Seguo pazienti che hanno affrontato un trapianto da oltre 30 anni: si tratta di una cura efficace, che può ristabilire una vita normale nella maggior parte dei casi, ma che ovviamente presenta diversi scogli che vanno affrontati ed evitati. Basti pensare che all’anno si eseguono circa 300 trapianti in Italia: questo numero, in una popolazione di 60 milioni, è lo stesso in rapporto alle altre società avanzate.
Come si è orientata la ricerca per rispondere alla distanza tra domanda di trapianto e donatori disponibili?

## Elenco attività
**1.** Quanti trapianti si eseguono ogni anno in Italia, secondo il brano sui trapianti?
**2.** Per favore, estrai dal brano sui trapianti il passo che comincia con "Seguo pazienti che" e prosegue fino a "e donatori disponibili?".
**3.** Scrivi il seguito del brano sui trapianti dopo la sua ultima frase.

## Record estratti
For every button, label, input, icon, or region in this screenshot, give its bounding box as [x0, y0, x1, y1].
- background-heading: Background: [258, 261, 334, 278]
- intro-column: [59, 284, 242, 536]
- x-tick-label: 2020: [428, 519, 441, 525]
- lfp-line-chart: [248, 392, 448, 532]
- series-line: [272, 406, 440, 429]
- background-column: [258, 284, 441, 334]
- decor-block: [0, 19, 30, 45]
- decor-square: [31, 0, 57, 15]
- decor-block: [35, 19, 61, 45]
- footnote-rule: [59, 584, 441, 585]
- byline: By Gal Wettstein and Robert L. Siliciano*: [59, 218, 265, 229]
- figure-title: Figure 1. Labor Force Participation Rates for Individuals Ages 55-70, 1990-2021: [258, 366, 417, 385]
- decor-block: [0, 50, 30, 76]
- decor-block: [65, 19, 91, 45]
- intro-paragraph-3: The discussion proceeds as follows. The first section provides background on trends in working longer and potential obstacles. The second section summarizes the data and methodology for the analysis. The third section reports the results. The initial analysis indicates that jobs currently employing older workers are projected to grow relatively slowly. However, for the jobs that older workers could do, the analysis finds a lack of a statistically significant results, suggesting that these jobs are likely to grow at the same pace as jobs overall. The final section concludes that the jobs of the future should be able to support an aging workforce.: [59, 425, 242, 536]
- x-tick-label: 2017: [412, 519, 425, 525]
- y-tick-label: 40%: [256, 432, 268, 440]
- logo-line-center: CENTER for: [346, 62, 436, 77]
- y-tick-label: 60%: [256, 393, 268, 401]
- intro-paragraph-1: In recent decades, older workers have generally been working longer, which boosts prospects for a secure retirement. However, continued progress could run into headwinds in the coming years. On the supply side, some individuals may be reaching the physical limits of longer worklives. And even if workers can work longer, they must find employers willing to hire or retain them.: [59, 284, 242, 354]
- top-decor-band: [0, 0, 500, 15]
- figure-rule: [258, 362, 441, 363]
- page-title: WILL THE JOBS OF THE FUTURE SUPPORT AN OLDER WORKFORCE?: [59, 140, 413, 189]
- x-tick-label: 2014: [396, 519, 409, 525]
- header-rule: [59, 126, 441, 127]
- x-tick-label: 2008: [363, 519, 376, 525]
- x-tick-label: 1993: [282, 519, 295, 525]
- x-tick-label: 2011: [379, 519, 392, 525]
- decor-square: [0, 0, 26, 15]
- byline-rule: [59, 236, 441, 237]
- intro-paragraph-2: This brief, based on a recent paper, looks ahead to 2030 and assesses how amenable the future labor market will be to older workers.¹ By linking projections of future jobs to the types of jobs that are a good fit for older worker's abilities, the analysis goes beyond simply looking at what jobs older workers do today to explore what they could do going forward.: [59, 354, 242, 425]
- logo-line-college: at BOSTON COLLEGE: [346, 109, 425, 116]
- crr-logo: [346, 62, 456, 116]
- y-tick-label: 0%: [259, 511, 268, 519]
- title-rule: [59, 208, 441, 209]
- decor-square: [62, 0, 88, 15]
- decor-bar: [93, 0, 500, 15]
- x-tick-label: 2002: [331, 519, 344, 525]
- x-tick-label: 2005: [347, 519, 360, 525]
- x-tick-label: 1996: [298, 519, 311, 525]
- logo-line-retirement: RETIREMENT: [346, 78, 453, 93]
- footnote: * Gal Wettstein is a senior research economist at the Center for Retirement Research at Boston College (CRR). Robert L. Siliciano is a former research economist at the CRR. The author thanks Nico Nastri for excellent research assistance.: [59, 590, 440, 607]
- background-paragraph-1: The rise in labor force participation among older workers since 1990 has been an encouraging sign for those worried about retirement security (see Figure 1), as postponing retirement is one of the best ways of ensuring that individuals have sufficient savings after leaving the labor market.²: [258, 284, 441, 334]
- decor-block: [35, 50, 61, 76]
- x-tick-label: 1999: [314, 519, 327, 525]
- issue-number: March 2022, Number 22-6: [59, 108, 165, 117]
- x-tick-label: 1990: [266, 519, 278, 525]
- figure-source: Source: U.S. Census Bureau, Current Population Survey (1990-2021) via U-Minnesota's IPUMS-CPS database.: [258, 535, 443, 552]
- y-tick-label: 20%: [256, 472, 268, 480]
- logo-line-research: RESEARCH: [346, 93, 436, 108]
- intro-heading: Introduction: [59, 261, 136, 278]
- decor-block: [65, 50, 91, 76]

## Risultati esercizi
**1.** Circa 300.

**2.**
Seguo pazienti che hanno affrontato un trapianto da oltre 30 anni: si tratta di una cura efficace, che può ristabilire una vita normale nella maggior parte dei casi, ma che ovviamente presenta diversi scogli che vanno affrontati ed evitati. Basti pensare che all’anno si eseguono circa 300 trapianti in Italia: questo numero, in una popolazione di 60 milioni, è lo stesso in rapporto alle altre società avanzate.
Come si è orientata la ricerca per rispondere alla distanza tra domanda di trapianto e donatori disponibili?

**3.**
Si sono messi a punto dei sistemi che costituissero una sorta di ponte verso il trapianto (bridge to transplant) e che consentissero al paziente di sopravvivere in attesa della disponibilità di un organo da donatore oltre i limiti imposti dall’esaurimento della funzione del cuore. Il successo di questi dispositivi nel prolungare la vita dei pazienti in attesa di trapianto ne ha prefigurato l’impiego come alternativa al trapianto quando questo non risulti praticabile. In questo caso si tratta di una soluzione terapeutica definitiva (destination therapy). Grazie ai progressi conseguiti, oggi sono disponibili sofisticati dispositivi impiantabili a livello cardiaco in grado di supportare la circolazione del sangue nell’organismo in modo definitivo a lungo termine. Si tratta di sistemi basati su pompe alimentate elettricamente che sono in grado di generare un flusso sanguigno, in grado di sopperire alle necessità circolatorie sia a riposo che durante la normale attività fisica. I presidi di ultima generazione hanno dato risultati molto buoni, con una sopravvivenza superiore al 70% dopo 2 anni. Si tratta di una percentuale elevata confrontata ai risultati negli anni ‘80 e 90.
Quali sono le problematiche più frequenti?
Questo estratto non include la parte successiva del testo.